▶ _TASK_: Type out the material below exactly.

▶ _GIVEN RECORDS_:
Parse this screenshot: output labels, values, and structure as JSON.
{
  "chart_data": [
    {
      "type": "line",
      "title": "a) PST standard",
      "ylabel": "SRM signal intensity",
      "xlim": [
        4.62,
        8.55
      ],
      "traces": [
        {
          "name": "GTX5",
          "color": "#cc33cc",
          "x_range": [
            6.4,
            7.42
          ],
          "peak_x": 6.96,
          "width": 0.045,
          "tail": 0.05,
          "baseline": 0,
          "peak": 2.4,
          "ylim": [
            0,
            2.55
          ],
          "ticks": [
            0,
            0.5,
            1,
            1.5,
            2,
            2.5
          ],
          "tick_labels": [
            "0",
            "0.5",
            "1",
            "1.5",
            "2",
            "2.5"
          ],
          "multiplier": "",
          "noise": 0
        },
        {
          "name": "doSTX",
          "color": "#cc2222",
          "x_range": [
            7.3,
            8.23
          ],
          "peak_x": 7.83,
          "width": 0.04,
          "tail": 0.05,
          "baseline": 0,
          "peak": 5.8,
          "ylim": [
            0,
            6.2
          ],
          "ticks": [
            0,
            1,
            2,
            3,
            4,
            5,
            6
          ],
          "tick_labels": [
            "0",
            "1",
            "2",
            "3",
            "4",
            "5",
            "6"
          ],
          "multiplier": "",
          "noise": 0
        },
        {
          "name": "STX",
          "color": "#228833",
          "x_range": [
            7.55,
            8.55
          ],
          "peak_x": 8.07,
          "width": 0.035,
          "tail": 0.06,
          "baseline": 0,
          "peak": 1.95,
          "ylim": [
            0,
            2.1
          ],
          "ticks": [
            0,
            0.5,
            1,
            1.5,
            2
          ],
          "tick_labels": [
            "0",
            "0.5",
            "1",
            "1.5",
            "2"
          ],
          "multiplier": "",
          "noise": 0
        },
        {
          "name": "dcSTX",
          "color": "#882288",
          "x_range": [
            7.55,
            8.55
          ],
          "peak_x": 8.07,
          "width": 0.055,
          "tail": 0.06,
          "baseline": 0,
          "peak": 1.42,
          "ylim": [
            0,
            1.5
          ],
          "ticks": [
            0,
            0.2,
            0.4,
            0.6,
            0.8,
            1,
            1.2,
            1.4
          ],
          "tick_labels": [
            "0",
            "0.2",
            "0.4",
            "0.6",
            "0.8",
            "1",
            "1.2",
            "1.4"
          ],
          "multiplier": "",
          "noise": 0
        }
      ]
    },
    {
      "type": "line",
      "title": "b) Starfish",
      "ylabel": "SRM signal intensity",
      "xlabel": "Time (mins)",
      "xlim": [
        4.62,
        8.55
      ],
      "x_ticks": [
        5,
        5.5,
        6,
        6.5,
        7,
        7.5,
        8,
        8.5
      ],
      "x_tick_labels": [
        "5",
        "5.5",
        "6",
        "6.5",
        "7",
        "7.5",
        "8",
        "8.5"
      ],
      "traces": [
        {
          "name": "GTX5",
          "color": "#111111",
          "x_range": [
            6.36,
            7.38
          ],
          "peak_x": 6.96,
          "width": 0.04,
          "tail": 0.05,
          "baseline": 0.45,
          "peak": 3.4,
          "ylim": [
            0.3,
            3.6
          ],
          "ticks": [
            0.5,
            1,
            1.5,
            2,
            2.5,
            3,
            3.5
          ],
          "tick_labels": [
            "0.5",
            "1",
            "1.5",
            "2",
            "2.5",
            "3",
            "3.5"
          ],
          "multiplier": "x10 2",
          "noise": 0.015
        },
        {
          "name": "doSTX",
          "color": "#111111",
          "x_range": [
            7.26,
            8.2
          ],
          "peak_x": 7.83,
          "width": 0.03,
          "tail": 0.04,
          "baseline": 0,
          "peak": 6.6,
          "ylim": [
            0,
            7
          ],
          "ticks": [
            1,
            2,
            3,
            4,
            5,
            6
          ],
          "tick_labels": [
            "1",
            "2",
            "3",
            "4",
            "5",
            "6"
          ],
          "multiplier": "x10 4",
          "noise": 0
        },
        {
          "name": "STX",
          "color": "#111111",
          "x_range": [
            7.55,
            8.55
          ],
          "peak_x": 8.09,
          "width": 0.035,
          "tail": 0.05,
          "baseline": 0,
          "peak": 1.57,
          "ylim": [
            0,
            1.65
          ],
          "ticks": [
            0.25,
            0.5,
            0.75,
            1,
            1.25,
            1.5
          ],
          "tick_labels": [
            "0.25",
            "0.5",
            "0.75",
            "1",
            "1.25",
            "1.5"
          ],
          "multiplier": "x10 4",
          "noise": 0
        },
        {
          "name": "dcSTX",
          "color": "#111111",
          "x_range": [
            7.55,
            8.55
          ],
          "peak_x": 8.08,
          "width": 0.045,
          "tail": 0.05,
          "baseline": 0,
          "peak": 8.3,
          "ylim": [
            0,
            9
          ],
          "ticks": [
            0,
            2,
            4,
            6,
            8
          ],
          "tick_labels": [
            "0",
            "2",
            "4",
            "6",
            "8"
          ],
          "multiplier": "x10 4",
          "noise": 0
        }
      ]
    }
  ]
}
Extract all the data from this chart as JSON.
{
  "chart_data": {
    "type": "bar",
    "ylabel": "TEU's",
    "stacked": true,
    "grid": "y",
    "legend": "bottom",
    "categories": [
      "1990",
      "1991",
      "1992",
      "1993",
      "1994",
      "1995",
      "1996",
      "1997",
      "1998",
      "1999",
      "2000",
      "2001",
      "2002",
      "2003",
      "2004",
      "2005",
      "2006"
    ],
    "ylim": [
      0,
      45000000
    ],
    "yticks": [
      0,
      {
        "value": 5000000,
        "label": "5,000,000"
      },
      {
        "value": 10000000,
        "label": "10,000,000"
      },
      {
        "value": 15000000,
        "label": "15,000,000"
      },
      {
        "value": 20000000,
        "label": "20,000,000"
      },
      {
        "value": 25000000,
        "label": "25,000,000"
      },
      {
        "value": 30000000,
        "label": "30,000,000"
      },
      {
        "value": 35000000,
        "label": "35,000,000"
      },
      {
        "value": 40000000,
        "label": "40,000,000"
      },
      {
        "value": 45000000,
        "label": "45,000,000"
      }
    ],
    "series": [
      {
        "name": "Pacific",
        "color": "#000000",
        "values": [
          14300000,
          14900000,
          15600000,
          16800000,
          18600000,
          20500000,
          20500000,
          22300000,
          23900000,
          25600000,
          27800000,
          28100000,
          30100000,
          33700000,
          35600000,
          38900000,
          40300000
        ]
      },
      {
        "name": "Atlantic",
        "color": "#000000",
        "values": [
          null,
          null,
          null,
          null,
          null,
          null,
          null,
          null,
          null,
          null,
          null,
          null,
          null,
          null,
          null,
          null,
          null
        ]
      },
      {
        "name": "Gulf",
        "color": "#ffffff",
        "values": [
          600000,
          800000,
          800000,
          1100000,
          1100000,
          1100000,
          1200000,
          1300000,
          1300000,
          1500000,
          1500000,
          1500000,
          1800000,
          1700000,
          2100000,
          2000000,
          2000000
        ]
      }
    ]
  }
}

▶ _FULL RESPONSE_:
Parse this screenshot: output labels, values, and structure as JSON.
{
  "chart_data": [
    {
      "type": "line",
      "title": "a) PST standard",
      "ylabel": "SRM signal intensity",
      "xlim": [
        4.62,
        8.55
      ],
      "traces": [
        {
          "name": "GTX5",
          "color": "#cc33cc",
          "x_range": [
            6.4,
            7.42
          ],
          "peak_x": 6.96,
          "width": 0.045,
          "tail": 0.05,
          "baseline": 0,
          "peak": 2.4,
          "ylim": [
            0,
            2.55
          ],
          "ticks": [
            0,
            0.5,
            1,
            1.5,
            2,
            2.5
          ],
          "tick_labels": [
            "0",
            "0.5",
            "1",
            "1.5",
            "2",
            "2.5"
          ],
          "multiplier": "",
          "noise": 0
        },
        {
          "name": "doSTX",
          "color": "#cc2222",
          "x_range": [
            7.3,
            8.23
          ],
          "peak_x": 7.83,
          "width": 0.04,
          "tail": 0.05,
          "baseline": 0,
          "peak": 5.8,
          "ylim": [
            0,
            6.2
          ],
          "ticks": [
            0,
            1,
            2,
            3,
            4,
            5,
            6
          ],
          "tick_labels": [
            "0",
            "1",
            "2",
            "3",
            "4",
            "5",
            "6"
          ],
          "multiplier": "",
          "noise": 0
        },
        {
          "name": "STX",
          "color": "#228833",
          "x_range": [
            7.55,
            8.55
          ],
          "peak_x": 8.07,
          "width": 0.035,
          "tail": 0.06,
          "baseline": 0,
          "peak": 1.95,
          "ylim": [
            0,
            2.1
          ],
          "ticks": [
            0,
            0.5,
            1,
            1.5,
            2
          ],
          "tick_labels": [
            "0",
            "0.5",
            "1",
            "1.5",
            "2"
          ],
          "multiplier": "",
          "noise": 0
        },
        {
          "name": "dcSTX",
          "color": "#882288",
          "x_range": [
            7.55,
            8.55
          ],
          "peak_x": 8.07,
          "width": 0.055,
          "tail": 0.06,
          "baseline": 0,
          "peak": 1.42,
          "ylim": [
            0,
            1.5
          ],
          "ticks": [
            0,
            0.2,
            0.4,
            0.6,
            0.8,
            1,
            1.2,
            1.4
          ],
          "tick_labels": [
            "0",
            "0.2",
            "0.4",
            "0.6",
            "0.8",
            "1",
            "1.2",
            "1.4"
          ],
          "multiplier": "",
          "noise": 0
        }
      ]
    },
    {
      "type": "line",
      "title": "b) Starfish",
      "ylabel": "SRM signal intensity",
      "xlabel": "Time (mins)",
      "xlim": [
        4.62,
        8.55
      ],
      "x_ticks": [
        5,
        5.5,
        6,
        6.5,
        7,
        7.5,
        8,
        8.5
      ],
      "x_tick_labels": [
        "5",
        "5.5",
        "6",
        "6.5",
        "7",
        "7.5",
        "8",
        "8.5"
      ],
      "traces": [
        {
          "name": "GTX5",
          "color": "#111111",
          "x_range": [
            6.36,
            7.38
          ],
          "peak_x": 6.96,
          "width": 0.04,
          "tail": 0.05,
          "baseline": 0.45,
          "peak": 3.4,
          "ylim": [
            0.3,
            3.6
          ],
          "ticks": [
            0.5,
            1,
            1.5,
            2,
            2.5,
            3,
            3.5
          ],
          "tick_labels": [
            "0.5",
            "1",
            "1.5",
            "2",
            "2.5",
            "3",
            "3.5"
          ],
          "multiplier": "x10 2",
          "noise": 0.015
        },
        {
          "name": "doSTX",
          "color": "#111111",
          "x_range": [
            7.26,
            8.2
          ],
          "peak_x": 7.83,
          "width": 0.03,
          "tail": 0.04,
          "baseline": 0,
          "peak": 6.6,
          "ylim": [
            0,
            7
          ],
          "ticks": [
            1,
            2,
            3,
            4,
            5,
            6
          ],
          "tick_labels": [
            "1",
            "2",
            "3",
            "4",
            "5",
            "6"
          ],
          "multiplier": "x10 4",
          "noise": 0
        },
        {
          "name": "STX",
          "color": "#111111",
          "x_range": [
            7.55,
            8.55
          ],
          "peak_x": 8.09,
          "width": 0.035,
          "tail": 0.05,
          "baseline": 0,
          "peak": 1.57,
          "ylim": [
            0,
            1.65
          ],
          "ticks": [
            0.25,
            0.5,
            0.75,
            1,
            1.25,
            1.5
          ],
          "tick_labels": [
            "0.25",
            "0.5",
            "0.75",
            "1",
            "1.25",
            "1.5"
          ],
          "multiplier": "x10 4",
          "noise": 0
        },
        {
          "name": "dcSTX",
          "color": "#111111",
          "x_range": [
            7.55,
            8.55
          ],
          "peak_x": 8.08,
          "width": 0.045,
          "tail": 0.05,
          "baseline": 0,
          "peak": 8.3,
          "ylim": [
            0,
            9
          ],
          "ticks": [
            0,
            2,
            4,
            6,
            8
          ],
          "tick_labels": [
            "0",
            "2",
            "4",
            "6",
            "8"
          ],
          "multiplier": "x10 4",
          "noise": 0
        }
      ]
    }
  ]
}
Extract all the data from this chart as JSON.
{
  "chart_data": {
    "type": "bar",
    "ylabel": "TEU's",
    "stacked": true,
    "grid": "y",
    "legend": "bottom",
    "categories": [
      "1990",
      "1991",
      "1992",
      "1993",
      "1994",
      "1995",
      "1996",
      "1997",
      "1998",
      "1999",
      "2000",
      "2001",
      "2002",
      "2003",
      "2004",
      "2005",
      "2006"
    ],
    "ylim": [
      0,
      45000000
    ],
    "yticks": [
      0,
      {
        "value": 5000000,
        "label": "5,000,000"
      },
      {
        "value": 10000000,
        "label": "10,000,000"
      },
      {
        "value": 15000000,
        "label": "15,000,000"
      },
      {
        "value": 20000000,
        "label": "20,000,000"
      },
      {
        "value": 25000000,
        "label": "25,000,000"
      },
      {
        "value": 30000000,
        "label": "30,000,000"
      },
      {
        "value": 35000000,
        "label": "35,000,000"
      },
      {
        "value": 40000000,
        "label": "40,000,000"
      },
      {
        "value": 45000000,
        "label": "45,000,000"
      }
    ],
    "series": [
      {
        "name": "Pacific",
        "color": "#000000",
        "values": [
          14300000,
          14900000,
          15600000,
          16800000,
          18600000,
          20500000,
          20500000,
          22300000,
          23900000,
          25600000,
          27800000,
          28100000,
          30100000,
          33700000,
          35600000,
          38900000,
          40300000
        ]
      },
      {
        "name": "Atlantic",
        "color": "#000000",
        "values": [
          null,
          null,
          null,
          null,
          null,
          null,
          null,
          null,
          null,
          null,
          null,
          null,
          null,
          null,
          null,
          null,
          null
        ]
      },
      {
        "name": "Gulf",
        "color": "#ffffff",
        "values": [
          600000,
          800000,
          800000,
          1100000,
          1100000,
          1100000,
          1200000,
          1300000,
          1300000,
          1500000,
          1500000,
          1500000,
          1800000,
          1700000,
          2100000,
          2000000,
          2000000
        ]
      }
    ]
  }
}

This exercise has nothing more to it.